### Entries shown
(begin)
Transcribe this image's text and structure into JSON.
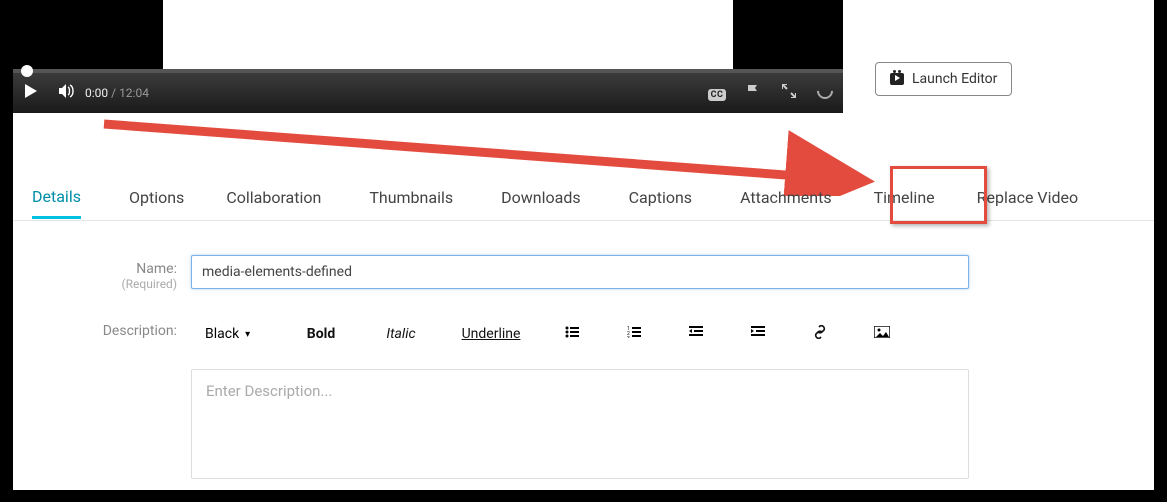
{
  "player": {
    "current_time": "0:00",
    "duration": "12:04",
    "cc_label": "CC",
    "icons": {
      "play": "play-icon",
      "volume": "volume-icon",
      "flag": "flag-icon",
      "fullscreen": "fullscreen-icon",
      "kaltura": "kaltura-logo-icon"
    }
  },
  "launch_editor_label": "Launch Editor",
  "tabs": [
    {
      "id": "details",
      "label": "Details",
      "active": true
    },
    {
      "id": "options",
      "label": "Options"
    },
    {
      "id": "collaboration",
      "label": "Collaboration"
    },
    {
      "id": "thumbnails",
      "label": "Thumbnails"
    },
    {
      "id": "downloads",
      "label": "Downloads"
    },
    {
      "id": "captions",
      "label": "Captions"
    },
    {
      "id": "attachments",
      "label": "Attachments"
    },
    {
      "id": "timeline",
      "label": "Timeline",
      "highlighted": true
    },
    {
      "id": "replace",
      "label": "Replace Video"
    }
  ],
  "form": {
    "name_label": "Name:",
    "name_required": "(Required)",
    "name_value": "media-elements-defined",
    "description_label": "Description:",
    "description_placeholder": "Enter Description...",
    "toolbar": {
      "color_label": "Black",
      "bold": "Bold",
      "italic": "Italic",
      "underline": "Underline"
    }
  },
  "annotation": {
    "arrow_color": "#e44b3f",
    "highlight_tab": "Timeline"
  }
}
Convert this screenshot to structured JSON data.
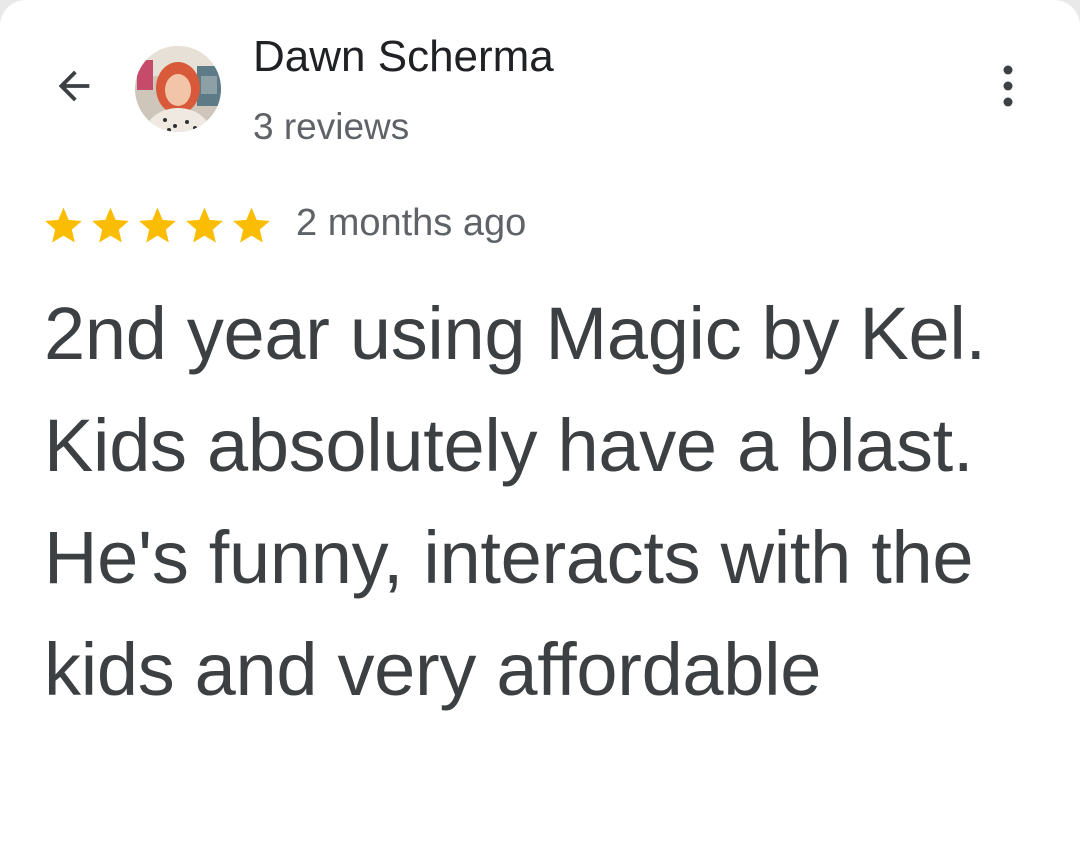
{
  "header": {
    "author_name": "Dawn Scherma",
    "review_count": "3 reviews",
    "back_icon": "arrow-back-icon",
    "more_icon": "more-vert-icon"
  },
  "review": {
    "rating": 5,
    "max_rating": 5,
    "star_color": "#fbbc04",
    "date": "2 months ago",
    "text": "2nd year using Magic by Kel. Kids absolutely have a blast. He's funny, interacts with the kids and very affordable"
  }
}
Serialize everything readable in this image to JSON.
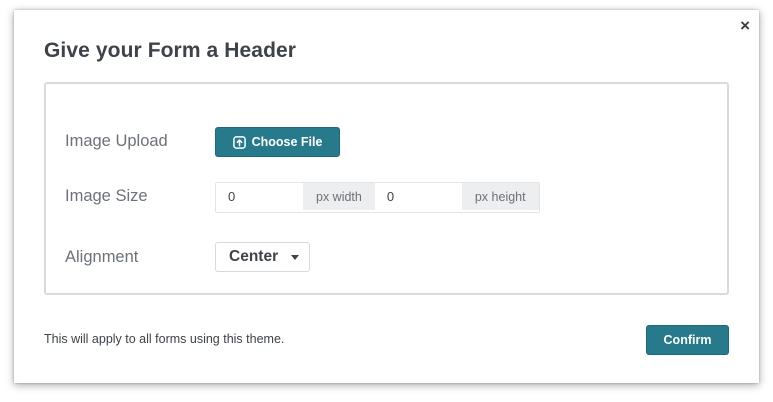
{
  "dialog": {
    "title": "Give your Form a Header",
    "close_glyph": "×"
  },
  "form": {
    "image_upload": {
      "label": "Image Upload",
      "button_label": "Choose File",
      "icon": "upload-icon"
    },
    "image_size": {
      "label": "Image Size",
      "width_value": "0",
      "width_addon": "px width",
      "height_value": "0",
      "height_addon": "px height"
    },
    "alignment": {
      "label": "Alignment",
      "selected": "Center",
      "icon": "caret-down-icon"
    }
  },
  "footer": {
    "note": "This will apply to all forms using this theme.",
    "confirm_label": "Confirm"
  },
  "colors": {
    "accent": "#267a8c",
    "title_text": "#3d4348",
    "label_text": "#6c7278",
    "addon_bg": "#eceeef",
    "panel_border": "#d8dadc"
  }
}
(end)
(begin)
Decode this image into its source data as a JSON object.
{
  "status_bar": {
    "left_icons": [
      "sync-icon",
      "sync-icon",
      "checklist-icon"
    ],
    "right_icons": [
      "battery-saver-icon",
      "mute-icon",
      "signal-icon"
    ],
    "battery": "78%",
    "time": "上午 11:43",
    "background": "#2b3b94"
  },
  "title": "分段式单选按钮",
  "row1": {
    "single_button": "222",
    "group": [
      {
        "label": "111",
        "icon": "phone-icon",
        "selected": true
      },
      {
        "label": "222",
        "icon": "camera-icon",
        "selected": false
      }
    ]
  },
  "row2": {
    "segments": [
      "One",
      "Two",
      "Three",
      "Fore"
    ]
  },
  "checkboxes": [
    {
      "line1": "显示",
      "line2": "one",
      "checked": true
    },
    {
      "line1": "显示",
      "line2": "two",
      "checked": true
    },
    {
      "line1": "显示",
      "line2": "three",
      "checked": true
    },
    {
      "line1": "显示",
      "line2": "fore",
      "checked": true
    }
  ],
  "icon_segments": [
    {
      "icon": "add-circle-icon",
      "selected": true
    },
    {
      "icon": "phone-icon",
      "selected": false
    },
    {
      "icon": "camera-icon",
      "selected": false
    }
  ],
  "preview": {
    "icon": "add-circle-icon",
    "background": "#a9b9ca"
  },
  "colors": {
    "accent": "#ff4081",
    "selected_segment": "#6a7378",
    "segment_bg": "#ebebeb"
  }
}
(end)
### Work instructions
Identify and list each line with the word "background".

### Expected answer
    "background": "#2b3b94"
    "background": "#a9b9ca"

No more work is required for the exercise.